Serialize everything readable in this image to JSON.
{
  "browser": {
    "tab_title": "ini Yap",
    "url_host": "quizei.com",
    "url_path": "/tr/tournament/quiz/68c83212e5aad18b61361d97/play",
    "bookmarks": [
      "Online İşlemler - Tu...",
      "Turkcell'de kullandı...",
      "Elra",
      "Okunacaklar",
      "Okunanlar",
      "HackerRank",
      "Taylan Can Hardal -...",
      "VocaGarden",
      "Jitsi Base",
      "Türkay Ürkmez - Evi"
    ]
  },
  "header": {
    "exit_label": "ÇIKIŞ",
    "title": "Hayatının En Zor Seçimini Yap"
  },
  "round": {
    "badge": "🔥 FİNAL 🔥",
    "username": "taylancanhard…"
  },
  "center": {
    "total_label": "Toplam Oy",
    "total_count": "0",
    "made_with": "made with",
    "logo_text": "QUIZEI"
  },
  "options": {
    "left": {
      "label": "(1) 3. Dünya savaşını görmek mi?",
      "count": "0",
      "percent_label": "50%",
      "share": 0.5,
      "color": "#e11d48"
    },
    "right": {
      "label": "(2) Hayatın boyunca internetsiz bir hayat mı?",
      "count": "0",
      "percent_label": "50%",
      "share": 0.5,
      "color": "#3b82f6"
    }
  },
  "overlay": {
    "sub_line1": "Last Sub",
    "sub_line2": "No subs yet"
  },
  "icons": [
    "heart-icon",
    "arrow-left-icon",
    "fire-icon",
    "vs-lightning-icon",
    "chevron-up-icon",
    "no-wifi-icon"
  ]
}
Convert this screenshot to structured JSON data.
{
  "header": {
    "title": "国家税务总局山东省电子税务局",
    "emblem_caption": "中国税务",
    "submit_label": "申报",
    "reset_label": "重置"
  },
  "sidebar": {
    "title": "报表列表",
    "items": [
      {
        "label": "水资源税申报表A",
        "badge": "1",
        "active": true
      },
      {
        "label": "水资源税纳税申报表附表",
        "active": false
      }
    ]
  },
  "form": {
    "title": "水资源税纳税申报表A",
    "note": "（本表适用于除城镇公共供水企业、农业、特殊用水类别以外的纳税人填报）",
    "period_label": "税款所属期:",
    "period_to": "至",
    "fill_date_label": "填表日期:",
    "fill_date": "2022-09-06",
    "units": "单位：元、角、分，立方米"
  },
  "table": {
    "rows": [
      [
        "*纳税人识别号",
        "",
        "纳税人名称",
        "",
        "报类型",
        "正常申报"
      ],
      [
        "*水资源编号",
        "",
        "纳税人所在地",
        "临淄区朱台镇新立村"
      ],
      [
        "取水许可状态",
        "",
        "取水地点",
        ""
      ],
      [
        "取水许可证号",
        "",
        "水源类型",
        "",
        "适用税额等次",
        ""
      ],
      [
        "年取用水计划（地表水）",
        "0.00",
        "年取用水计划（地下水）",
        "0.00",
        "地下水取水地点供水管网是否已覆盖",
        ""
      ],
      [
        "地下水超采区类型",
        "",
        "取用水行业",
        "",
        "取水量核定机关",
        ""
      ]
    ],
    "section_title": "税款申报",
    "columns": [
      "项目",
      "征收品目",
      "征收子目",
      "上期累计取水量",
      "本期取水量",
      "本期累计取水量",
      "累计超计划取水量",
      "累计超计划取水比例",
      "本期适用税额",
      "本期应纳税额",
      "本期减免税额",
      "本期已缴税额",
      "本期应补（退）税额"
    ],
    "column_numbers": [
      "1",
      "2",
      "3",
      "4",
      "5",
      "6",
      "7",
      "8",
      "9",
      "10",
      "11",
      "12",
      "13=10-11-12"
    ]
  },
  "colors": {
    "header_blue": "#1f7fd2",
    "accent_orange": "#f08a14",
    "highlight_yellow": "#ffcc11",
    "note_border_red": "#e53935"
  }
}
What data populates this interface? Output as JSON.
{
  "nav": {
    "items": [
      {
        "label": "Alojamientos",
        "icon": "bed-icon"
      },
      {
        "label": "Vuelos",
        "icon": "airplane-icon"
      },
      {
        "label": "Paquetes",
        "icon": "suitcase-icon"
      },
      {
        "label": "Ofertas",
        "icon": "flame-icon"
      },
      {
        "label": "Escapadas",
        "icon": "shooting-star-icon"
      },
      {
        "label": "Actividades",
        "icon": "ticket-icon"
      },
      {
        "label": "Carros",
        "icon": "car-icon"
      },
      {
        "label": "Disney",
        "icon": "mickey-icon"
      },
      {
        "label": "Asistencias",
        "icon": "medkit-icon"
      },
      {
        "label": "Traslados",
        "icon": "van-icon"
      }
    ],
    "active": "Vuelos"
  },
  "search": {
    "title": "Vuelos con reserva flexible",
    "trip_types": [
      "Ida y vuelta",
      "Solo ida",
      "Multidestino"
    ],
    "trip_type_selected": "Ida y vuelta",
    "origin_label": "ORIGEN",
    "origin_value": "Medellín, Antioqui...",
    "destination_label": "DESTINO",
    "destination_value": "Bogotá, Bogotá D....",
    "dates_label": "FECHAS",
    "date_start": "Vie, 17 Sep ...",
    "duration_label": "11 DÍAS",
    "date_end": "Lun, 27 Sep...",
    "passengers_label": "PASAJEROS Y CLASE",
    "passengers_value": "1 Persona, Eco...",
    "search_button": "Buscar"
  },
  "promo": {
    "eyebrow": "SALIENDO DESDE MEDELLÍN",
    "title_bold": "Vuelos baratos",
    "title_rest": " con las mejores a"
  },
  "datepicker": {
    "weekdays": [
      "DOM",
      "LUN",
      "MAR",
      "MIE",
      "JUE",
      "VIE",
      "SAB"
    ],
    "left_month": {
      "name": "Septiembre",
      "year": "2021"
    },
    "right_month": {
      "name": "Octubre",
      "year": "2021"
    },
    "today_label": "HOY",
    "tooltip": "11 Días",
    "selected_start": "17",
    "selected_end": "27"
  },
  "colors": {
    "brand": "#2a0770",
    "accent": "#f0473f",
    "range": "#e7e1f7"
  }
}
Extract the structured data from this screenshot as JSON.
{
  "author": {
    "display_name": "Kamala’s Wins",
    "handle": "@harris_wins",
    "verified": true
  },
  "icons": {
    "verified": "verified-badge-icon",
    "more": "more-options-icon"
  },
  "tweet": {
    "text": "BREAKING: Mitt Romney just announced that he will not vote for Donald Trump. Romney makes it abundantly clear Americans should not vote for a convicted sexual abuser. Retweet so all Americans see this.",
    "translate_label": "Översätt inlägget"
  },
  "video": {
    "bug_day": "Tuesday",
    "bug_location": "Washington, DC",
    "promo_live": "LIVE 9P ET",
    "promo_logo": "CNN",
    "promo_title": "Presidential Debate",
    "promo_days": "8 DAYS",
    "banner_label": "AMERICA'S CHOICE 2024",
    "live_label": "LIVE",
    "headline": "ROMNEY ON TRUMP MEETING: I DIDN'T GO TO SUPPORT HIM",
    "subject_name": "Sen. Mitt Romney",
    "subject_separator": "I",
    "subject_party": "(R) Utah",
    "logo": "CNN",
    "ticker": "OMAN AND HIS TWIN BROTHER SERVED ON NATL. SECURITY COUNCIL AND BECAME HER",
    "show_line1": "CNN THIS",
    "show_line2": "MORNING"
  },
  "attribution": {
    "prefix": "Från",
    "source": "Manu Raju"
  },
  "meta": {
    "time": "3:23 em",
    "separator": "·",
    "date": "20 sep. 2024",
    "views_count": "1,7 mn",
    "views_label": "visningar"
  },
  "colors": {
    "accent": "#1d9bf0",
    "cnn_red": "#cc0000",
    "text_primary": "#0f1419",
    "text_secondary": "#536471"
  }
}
::::::
→ **WRITTEN REQUEST**:
Your task is to extract all of the records exactly.

→ **ANSWER TO THIS EXERCISE**:
Serialize everything readable in this image to JSON.
{
  "browser": {
    "tab_title": "ini Yap",
    "url_host": "quizei.com",
    "url_path": "/tr/tournament/quiz/68c83212e5aad18b61361d97/play",
    "bookmarks": [
      "Online İşlemler - Tu...",
      "Turkcell'de kullandı...",
      "Elra",
      "Okunacaklar",
      "Okunanlar",
      "HackerRank",
      "Taylan Can Hardal -...",
      "VocaGarden",
      "Jitsi Base",
      "Türkay Ürkmez - Evi"
    ]
  },
  "header": {
    "exit_label": "ÇIKIŞ",
    "title": "Hayatının En Zor Seçimini Yap"
  },
  "round": {
    "badge": "🔥 FİNAL 🔥",
    "username": "taylancanhard…"
  },
  "center": {
    "total_label": "Toplam Oy",
    "total_count": "0",
    "made_with": "made with",
    "logo_text": "QUIZEI"
  },
  "options": {
    "left": {
      "label": "(1) 3. Dünya savaşını görmek mi?",
      "count": "0",
      "percent_label": "50%",
      "share": 0.5,
      "color": "#e11d48"
    },
    "right": {
      "label": "(2) Hayatın boyunca internetsiz bir hayat mı?",
      "count": "0",
      "percent_label": "50%",
      "share": 0.5,
      "color": "#3b82f6"
    }
  },
  "overlay": {
    "sub_line1": "Last Sub",
    "sub_line2": "No subs yet"
  },
  "icons": [
    "heart-icon",
    "arrow-left-icon",
    "fire-icon",
    "vs-lightning-icon",
    "chevron-up-icon",
    "no-wifi-icon"
  ]
}
Convert this screenshot to structured JSON data.
{
  "header": {
    "title": "国家税务总局山东省电子税务局",
    "emblem_caption": "中国税务",
    "submit_label": "申报",
    "reset_label": "重置"
  },
  "sidebar": {
    "title": "报表列表",
    "items": [
      {
        "label": "水资源税申报表A",
        "badge": "1",
        "active": true
      },
      {
        "label": "水资源税纳税申报表附表",
        "active": false
      }
    ]
  },
  "form": {
    "title": "水资源税纳税申报表A",
    "note": "（本表适用于除城镇公共供水企业、农业、特殊用水类别以外的纳税人填报）",
    "period_label": "税款所属期:",
    "period_to": "至",
    "fill_date_label": "填表日期:",
    "fill_date": "2022-09-06",
    "units": "单位：元、角、分，立方米"
  },
  "table": {
    "rows": [
      [
        "*纳税人识别号",
        "",
        "纳税人名称",
        "",
        "报类型",
        "正常申报"
      ],
      [
        "*水资源编号",
        "",
        "纳税人所在地",
        "临淄区朱台镇新立村"
      ],
      [
        "取水许可状态",
        "",
        "取水地点",
        ""
      ],
      [
        "取水许可证号",
        "",
        "水源类型",
        "",
        "适用税额等次",
        ""
      ],
      [
        "年取用水计划（地表水）",
        "0.00",
        "年取用水计划（地下水）",
        "0.00",
        "地下水取水地点供水管网是否已覆盖",
        ""
      ],
      [
        "地下水超采区类型",
        "",
        "取用水行业",
        "",
        "取水量核定机关",
        ""
      ]
    ],
    "section_title": "税款申报",
    "columns": [
      "项目",
      "征收品目",
      "征收子目",
      "上期累计取水量",
      "本期取水量",
      "本期累计取水量",
      "累计超计划取水量",
      "累计超计划取水比例",
      "本期适用税额",
      "本期应纳税额",
      "本期减免税额",
      "本期已缴税额",
      "本期应补（退）税额"
    ],
    "column_numbers": [
      "1",
      "2",
      "3",
      "4",
      "5",
      "6",
      "7",
      "8",
      "9",
      "10",
      "11",
      "12",
      "13=10-11-12"
    ]
  },
  "colors": {
    "header_blue": "#1f7fd2",
    "accent_orange": "#f08a14",
    "highlight_yellow": "#ffcc11",
    "note_border_red": "#e53935"
  }
}
What data populates this interface? Output as JSON.
{
  "nav": {
    "items": [
      {
        "label": "Alojamientos",
        "icon": "bed-icon"
      },
      {
        "label": "Vuelos",
        "icon": "airplane-icon"
      },
      {
        "label": "Paquetes",
        "icon": "suitcase-icon"
      },
      {
        "label": "Ofertas",
        "icon": "flame-icon"
      },
      {
        "label": "Escapadas",
        "icon": "shooting-star-icon"
      },
      {
        "label": "Actividades",
        "icon": "ticket-icon"
      },
      {
        "label": "Carros",
        "icon": "car-icon"
      },
      {
        "label": "Disney",
        "icon": "mickey-icon"
      },
      {
        "label": "Asistencias",
        "icon": "medkit-icon"
      },
      {
        "label": "Traslados",
        "icon": "van-icon"
      }
    ],
    "active": "Vuelos"
  },
  "search": {
    "title": "Vuelos con reserva flexible",
    "trip_types": [
      "Ida y vuelta",
      "Solo ida",
      "Multidestino"
    ],
    "trip_type_selected": "Ida y vuelta",
    "origin_label": "ORIGEN",
    "origin_value": "Medellín, Antioqui...",
    "destination_label": "DESTINO",
    "destination_value": "Bogotá, Bogotá D....",
    "dates_label": "FECHAS",
    "date_start": "Vie, 17 Sep ...",
    "duration_label": "11 DÍAS",
    "date_end": "Lun, 27 Sep...",
    "passengers_label": "PASAJEROS Y CLASE",
    "passengers_value": "1 Persona, Eco...",
    "search_button": "Buscar"
  },
  "promo": {
    "eyebrow": "SALIENDO DESDE MEDELLÍN",
    "title_bold": "Vuelos baratos",
    "title_rest": " con las mejores a"
  },
  "datepicker": {
    "weekdays": [
      "DOM",
      "LUN",
      "MAR",
      "MIE",
      "JUE",
      "VIE",
      "SAB"
    ],
    "left_month": {
      "name": "Septiembre",
      "year": "2021"
    },
    "right_month": {
      "name": "Octubre",
      "year": "2021"
    },
    "today_label": "HOY",
    "tooltip": "11 Días",
    "selected_start": "17",
    "selected_end": "27"
  },
  "colors": {
    "brand": "#2a0770",
    "accent": "#f0473f",
    "range": "#e7e1f7"
  }
}
Extract the structured data from this screenshot as JSON.
{
  "author": {
    "display_name": "Kamala’s Wins",
    "handle": "@harris_wins",
    "verified": true
  },
  "icons": {
    "verified": "verified-badge-icon",
    "more": "more-options-icon"
  },
  "tweet": {
    "text": "BREAKING: Mitt Romney just announced that he will not vote for Donald Trump. Romney makes it abundantly clear Americans should not vote for a convicted sexual abuser. Retweet so all Americans see this.",
    "translate_label": "Översätt inlägget"
  },
  "video": {
    "bug_day": "Tuesday",
    "bug_location": "Washington, DC",
    "promo_live": "LIVE 9P ET",
    "promo_logo": "CNN",
    "promo_title": "Presidential Debate",
    "promo_days": "8 DAYS",
    "banner_label": "AMERICA'S CHOICE 2024",
    "live_label": "LIVE",
    "headline": "ROMNEY ON TRUMP MEETING: I DIDN'T GO TO SUPPORT HIM",
    "subject_name": "Sen. Mitt Romney",
    "subject_separator": "I",
    "subject_party": "(R) Utah",
    "logo": "CNN",
    "ticker": "OMAN AND HIS TWIN BROTHER SERVED ON NATL. SECURITY COUNCIL AND BECAME HER",
    "show_line1": "CNN THIS",
    "show_line2": "MORNING"
  },
  "attribution": {
    "prefix": "Från",
    "source": "Manu Raju"
  },
  "meta": {
    "time": "3:23 em",
    "separator": "·",
    "date": "20 sep. 2024",
    "views_count": "1,7 mn",
    "views_label": "visningar"
  },
  "colors": {
    "accent": "#1d9bf0",
    "cnn_red": "#cc0000",
    "text_primary": "#0f1419",
    "text_secondary": "#536471"
  }
}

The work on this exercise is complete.